◆ Objective ◆
Check each line of the material below, and copy it if it holds the string "ename".

(Collected data entries)
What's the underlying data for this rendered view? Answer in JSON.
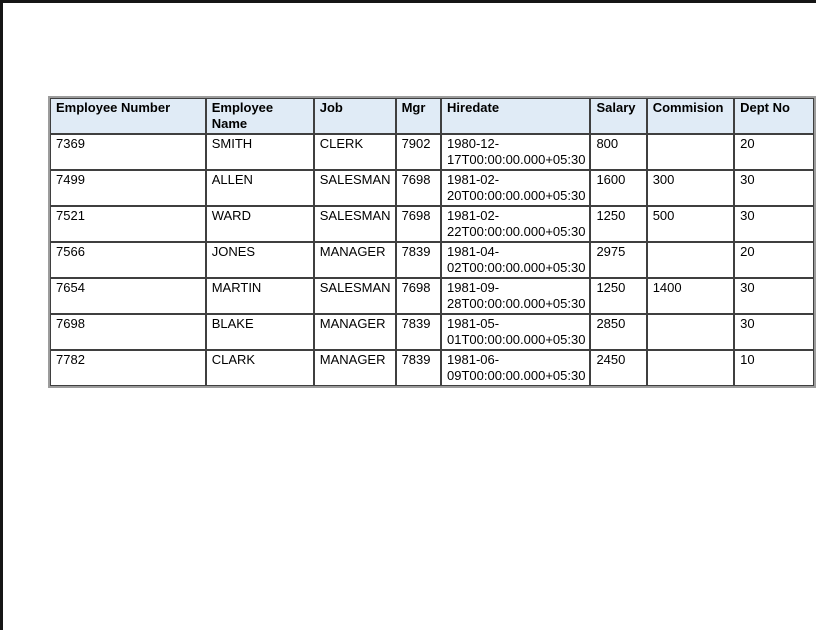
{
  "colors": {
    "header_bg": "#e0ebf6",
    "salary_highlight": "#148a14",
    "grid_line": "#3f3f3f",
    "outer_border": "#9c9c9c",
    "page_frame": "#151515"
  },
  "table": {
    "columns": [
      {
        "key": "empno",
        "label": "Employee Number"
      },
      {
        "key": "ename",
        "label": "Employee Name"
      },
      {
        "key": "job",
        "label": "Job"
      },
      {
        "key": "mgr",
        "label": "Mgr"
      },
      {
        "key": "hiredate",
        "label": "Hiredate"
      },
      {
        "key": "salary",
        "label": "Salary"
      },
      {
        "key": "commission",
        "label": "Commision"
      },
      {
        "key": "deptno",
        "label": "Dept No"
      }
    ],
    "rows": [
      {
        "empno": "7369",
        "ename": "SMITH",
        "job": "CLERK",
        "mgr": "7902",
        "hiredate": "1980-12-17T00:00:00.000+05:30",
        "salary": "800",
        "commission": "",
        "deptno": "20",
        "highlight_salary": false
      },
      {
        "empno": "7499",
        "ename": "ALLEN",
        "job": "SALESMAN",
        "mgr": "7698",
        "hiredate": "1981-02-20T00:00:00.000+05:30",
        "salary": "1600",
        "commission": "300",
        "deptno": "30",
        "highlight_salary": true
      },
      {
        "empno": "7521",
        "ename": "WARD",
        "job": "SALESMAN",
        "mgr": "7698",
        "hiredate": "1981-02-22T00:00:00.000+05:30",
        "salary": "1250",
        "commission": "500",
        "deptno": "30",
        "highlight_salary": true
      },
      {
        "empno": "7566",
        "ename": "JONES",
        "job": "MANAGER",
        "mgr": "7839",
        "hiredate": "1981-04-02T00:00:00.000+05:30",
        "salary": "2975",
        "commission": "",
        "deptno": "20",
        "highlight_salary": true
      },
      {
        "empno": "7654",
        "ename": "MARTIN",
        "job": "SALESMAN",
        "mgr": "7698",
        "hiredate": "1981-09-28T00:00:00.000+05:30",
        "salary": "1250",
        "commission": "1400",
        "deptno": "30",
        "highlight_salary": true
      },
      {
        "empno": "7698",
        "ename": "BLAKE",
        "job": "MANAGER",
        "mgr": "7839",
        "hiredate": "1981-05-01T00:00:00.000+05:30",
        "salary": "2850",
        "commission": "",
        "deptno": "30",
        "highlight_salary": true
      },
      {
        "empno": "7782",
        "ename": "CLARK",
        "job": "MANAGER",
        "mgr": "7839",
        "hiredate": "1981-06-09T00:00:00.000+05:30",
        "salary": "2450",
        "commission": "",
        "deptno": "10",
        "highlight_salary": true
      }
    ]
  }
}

◆ Correct output ◆
        "key": "ename",
        "ename": "SMITH",
        "ename": "ALLEN",
        "ename": "WARD",
        "ename": "JONES",
        "ename": "MARTIN",
        "ename": "BLAKE",
        "ename": "CLARK",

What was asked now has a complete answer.